Work instructions.
Pull out each row below that contains the word "Jobs" and copy those rows in full.

---- Record list

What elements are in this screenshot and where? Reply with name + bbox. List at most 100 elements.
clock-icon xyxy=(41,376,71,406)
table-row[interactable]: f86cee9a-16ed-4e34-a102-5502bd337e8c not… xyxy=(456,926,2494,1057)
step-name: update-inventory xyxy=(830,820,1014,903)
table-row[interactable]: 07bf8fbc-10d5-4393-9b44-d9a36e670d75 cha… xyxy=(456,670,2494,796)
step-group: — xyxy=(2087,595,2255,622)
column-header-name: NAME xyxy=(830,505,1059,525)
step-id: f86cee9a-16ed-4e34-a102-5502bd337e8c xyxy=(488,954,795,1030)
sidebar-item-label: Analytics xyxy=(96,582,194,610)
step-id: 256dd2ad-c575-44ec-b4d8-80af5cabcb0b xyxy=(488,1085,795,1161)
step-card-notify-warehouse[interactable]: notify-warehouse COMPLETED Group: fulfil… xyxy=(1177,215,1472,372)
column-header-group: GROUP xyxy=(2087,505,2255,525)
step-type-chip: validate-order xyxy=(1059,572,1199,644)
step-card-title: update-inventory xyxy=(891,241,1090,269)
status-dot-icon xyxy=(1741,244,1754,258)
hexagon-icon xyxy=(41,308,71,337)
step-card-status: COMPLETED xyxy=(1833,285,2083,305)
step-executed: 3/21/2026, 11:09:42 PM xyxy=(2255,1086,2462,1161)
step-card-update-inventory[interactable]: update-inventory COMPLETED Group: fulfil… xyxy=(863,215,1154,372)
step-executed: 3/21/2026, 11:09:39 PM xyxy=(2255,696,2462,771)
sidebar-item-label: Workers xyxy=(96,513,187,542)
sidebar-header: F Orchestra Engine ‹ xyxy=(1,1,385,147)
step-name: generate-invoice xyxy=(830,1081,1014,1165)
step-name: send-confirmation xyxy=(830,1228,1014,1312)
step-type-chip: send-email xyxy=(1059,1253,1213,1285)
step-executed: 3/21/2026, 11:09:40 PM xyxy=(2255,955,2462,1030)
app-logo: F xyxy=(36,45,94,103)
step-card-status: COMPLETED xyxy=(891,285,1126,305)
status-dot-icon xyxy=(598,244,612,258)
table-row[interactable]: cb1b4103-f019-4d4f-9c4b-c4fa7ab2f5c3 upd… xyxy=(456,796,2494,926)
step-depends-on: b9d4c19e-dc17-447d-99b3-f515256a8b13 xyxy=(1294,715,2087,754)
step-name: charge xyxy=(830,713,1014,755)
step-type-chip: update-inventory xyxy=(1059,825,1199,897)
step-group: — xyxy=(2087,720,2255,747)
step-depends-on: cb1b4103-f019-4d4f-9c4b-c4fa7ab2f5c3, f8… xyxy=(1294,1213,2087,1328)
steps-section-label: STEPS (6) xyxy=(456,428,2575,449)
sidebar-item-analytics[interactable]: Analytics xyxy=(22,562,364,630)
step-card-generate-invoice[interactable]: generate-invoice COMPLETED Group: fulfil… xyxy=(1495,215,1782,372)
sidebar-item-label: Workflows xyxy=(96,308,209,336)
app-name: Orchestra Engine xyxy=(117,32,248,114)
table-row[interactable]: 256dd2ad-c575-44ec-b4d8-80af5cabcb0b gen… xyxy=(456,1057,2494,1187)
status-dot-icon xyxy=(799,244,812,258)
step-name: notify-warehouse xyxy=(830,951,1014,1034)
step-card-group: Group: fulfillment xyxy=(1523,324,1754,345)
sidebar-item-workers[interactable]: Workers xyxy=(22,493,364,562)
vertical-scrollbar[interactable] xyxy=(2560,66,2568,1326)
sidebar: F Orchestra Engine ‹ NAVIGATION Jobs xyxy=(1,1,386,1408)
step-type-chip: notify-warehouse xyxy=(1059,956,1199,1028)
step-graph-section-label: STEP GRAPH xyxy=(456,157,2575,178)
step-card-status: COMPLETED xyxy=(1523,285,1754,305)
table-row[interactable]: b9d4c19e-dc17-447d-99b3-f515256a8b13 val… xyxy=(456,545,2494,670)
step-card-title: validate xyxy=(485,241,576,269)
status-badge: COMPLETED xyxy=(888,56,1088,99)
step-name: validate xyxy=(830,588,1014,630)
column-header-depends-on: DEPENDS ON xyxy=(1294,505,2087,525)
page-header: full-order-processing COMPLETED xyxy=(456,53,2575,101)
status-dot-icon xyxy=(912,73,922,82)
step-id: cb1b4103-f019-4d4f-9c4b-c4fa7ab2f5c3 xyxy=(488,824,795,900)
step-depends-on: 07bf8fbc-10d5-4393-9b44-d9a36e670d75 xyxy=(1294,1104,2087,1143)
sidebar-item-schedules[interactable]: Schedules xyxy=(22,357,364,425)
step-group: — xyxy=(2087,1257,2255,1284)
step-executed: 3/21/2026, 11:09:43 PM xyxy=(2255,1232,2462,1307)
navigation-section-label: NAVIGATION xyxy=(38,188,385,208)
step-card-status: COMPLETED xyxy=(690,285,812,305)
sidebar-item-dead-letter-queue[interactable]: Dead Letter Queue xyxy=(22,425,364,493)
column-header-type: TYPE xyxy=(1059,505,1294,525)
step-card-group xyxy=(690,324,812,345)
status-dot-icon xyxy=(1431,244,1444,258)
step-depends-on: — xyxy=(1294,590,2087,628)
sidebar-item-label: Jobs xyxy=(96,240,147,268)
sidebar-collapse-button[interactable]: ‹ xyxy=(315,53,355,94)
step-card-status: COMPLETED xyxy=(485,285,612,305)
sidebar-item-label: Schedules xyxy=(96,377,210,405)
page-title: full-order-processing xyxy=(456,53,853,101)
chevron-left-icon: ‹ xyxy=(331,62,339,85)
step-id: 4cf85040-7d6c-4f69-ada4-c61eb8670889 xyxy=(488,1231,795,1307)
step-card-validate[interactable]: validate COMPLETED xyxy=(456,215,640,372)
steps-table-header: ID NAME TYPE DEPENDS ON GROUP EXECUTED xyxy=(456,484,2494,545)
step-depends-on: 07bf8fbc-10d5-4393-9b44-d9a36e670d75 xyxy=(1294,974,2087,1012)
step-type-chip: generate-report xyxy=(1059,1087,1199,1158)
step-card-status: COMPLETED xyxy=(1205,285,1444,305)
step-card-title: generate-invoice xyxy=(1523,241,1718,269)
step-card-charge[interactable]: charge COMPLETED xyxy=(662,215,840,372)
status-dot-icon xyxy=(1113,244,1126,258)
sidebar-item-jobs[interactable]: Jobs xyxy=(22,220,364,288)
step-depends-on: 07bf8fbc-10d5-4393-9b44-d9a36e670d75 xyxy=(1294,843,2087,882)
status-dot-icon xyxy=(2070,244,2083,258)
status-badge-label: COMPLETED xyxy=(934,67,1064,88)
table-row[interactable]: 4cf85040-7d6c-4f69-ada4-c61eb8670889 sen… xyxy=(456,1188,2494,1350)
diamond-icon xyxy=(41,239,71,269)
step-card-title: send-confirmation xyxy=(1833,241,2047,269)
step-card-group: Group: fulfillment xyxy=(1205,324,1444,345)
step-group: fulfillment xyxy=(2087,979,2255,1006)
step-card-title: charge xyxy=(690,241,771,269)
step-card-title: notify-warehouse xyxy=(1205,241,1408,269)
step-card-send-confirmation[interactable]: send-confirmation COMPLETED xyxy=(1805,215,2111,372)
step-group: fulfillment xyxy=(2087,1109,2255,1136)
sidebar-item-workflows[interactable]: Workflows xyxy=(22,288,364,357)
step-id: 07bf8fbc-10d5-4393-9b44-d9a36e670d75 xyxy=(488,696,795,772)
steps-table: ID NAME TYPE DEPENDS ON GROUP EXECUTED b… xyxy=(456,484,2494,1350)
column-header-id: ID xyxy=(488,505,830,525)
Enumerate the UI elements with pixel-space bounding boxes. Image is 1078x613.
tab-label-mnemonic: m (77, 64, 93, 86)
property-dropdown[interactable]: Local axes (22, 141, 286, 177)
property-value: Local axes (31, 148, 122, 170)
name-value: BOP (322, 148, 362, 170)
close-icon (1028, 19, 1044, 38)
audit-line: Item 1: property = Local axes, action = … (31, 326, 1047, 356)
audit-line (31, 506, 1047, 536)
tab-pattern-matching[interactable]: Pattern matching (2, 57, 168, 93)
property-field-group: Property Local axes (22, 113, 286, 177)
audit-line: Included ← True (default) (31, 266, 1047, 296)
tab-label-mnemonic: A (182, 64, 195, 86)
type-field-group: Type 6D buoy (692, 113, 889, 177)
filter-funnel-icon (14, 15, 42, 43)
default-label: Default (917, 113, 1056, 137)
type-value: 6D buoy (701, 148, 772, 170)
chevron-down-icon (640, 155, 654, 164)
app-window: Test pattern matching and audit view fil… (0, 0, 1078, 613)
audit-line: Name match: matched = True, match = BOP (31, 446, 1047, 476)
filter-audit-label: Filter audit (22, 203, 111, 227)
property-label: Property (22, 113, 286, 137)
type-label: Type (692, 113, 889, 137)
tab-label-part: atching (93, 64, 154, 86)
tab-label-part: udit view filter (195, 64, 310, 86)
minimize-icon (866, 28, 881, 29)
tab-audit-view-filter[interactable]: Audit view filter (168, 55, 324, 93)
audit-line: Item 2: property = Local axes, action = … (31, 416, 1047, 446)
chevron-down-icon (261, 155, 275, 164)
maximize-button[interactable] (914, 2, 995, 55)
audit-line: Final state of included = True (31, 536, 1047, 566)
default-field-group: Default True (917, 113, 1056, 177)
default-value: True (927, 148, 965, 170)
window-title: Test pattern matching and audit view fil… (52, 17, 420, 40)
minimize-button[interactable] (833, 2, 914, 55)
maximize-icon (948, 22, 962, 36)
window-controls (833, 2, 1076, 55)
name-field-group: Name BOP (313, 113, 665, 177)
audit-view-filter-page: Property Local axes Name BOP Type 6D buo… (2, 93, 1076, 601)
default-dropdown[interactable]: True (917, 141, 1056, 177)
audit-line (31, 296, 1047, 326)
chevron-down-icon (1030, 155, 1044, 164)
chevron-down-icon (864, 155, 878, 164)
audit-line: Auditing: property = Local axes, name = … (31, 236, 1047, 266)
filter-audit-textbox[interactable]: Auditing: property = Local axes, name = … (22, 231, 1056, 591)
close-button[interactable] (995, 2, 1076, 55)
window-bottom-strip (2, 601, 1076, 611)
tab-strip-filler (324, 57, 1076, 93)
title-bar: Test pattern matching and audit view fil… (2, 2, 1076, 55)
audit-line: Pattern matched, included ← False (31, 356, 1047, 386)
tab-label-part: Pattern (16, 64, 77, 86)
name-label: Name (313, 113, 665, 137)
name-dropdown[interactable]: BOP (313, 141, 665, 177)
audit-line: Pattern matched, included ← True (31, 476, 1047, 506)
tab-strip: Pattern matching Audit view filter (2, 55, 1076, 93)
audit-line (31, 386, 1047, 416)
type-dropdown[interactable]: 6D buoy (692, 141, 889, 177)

--------

Exercise result.
sidebar: F Orchestra Engine ‹ NAVIGATION Jobs xyxy=(1,1,386,1408)
sidebar-item-label: Jobs xyxy=(96,240,147,268)
sidebar-item-jobs[interactable]: Jobs xyxy=(22,220,364,288)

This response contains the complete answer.